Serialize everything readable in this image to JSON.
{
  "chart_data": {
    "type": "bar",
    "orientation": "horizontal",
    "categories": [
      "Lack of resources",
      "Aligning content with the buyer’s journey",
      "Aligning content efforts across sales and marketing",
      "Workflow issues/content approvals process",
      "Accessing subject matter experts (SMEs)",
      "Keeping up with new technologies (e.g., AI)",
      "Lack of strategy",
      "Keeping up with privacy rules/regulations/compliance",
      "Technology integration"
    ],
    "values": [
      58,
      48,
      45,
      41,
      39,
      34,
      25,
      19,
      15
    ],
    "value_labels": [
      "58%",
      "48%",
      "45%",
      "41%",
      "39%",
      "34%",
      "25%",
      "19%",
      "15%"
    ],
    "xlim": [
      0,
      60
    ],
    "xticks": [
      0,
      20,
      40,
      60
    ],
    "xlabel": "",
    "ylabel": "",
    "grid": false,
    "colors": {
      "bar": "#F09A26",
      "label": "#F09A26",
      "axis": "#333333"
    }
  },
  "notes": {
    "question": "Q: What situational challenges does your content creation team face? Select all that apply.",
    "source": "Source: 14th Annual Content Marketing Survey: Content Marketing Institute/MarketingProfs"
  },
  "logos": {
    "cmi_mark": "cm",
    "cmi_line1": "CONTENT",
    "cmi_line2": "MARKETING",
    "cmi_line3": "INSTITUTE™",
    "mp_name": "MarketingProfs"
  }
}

* * *

**Task goal**
Make an exact copy of the data above.

**Result of the task**
Serialize everything readable in this image to JSON.
{
  "chart_data": {
    "type": "bar",
    "orientation": "horizontal",
    "categories": [
      "Lack of resources",
      "Aligning content with the buyer’s journey",
      "Aligning content efforts across sales and marketing",
      "Workflow issues/content approvals process",
      "Accessing subject matter experts (SMEs)",
      "Keeping up with new technologies (e.g., AI)",
      "Lack of strategy",
      "Keeping up with privacy rules/regulations/compliance",
      "Technology integration"
    ],
    "values": [
      58,
      48,
      45,
      41,
      39,
      34,
      25,
      19,
      15
    ],
    "value_labels": [
      "58%",
      "48%",
      "45%",
      "41%",
      "39%",
      "34%",
      "25%",
      "19%",
      "15%"
    ],
    "xlim": [
      0,
      60
    ],
    "xticks": [
      0,
      20,
      40,
      60
    ],
    "xlabel": "",
    "ylabel": "",
    "grid": false,
    "colors": {
      "bar": "#F09A26",
      "label": "#F09A26",
      "axis": "#333333"
    }
  },
  "notes": {
    "question": "Q: What situational challenges does your content creation team face? Select all that apply.",
    "source": "Source: 14th Annual Content Marketing Survey: Content Marketing Institute/MarketingProfs"
  },
  "logos": {
    "cmi_mark": "cm",
    "cmi_line1": "CONTENT",
    "cmi_line2": "MARKETING",
    "cmi_line3": "INSTITUTE™",
    "mp_name": "MarketingProfs"
  }
}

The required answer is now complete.